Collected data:
········

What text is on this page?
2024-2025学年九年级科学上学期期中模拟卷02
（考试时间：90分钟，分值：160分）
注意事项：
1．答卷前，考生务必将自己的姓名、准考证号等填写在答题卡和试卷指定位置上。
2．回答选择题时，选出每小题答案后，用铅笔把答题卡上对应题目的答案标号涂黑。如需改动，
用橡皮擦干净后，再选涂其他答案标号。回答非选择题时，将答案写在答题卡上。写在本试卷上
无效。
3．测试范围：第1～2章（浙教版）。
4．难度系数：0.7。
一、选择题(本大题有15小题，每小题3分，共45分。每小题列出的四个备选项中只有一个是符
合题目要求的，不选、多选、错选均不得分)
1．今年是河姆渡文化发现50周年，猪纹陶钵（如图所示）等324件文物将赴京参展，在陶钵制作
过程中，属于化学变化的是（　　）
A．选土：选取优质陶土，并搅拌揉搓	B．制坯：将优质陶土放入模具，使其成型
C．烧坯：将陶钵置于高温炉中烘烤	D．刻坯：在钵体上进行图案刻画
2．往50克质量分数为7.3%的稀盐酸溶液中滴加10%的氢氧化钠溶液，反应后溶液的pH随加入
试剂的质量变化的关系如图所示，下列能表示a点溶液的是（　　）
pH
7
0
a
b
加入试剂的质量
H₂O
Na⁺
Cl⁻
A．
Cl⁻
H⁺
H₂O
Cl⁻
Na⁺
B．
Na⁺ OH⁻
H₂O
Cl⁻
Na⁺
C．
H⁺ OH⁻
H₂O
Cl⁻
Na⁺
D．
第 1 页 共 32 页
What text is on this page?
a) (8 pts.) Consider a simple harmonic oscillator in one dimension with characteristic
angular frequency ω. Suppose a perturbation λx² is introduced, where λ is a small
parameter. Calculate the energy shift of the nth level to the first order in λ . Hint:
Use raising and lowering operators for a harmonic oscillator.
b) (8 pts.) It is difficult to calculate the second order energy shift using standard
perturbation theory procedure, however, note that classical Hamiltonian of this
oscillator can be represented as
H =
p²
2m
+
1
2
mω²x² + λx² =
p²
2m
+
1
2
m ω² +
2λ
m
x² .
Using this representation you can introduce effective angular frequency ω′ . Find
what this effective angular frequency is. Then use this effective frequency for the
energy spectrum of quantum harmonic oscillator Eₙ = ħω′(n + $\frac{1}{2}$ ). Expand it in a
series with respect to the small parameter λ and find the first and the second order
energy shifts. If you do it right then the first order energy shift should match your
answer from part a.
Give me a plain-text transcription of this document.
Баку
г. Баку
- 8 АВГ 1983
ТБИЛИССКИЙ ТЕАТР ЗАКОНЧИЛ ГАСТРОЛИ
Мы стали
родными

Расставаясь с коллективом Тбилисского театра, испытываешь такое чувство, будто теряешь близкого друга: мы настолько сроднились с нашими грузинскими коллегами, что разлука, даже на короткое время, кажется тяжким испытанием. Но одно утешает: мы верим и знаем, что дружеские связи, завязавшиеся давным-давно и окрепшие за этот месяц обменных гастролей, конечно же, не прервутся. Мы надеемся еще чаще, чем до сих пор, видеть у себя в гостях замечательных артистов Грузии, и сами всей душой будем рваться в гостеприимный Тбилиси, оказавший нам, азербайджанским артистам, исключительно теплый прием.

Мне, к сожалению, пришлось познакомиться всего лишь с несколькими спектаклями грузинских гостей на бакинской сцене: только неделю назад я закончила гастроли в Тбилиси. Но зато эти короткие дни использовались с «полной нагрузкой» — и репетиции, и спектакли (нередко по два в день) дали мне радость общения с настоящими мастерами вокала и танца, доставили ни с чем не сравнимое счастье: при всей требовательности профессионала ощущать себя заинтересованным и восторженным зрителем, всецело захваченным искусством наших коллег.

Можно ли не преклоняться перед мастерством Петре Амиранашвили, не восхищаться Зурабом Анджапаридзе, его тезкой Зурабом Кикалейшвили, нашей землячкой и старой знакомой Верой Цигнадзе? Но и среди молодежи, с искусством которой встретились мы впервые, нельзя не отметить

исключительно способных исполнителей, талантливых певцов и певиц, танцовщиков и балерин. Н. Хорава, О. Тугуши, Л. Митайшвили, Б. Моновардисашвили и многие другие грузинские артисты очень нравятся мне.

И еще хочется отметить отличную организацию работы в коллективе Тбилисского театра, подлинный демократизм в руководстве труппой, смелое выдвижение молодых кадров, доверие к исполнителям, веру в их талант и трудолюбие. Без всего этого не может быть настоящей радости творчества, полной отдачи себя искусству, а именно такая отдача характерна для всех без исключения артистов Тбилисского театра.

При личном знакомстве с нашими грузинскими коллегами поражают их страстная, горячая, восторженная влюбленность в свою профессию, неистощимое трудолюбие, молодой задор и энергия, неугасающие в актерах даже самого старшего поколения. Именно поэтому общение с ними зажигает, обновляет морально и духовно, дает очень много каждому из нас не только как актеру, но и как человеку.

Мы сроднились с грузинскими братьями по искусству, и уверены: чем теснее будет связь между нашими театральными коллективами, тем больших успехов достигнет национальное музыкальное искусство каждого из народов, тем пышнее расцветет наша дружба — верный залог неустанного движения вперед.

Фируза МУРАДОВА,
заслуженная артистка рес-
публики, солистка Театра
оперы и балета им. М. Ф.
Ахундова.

········

* **Task to carry out**
Each line above that includes "искусству" should be shown.

* **Correct response**
И еще хочется отметить отличную организацию работы в коллективе Тбилисского театра, подлинный демократизм в руководстве труппой, смелое выдвижение молодых кадров, доверие к исполнителям, веру в их талант и трудолюбие. Без всего этого не может быть настоящей радости творчества, полной отдачи себя искусству, а именно такая отдача характерна для всех без исключения артистов Тбилисского театра.
Мы сроднились с грузинскими братьями по искусству, и уверены: чем теснее будет связь между нашими театральными коллективами, тем больших успехов достигнет национальное музыкальное искусство каждого из народов, тем пышнее расцветет наша дружба — верный залог неустанного движения вперед.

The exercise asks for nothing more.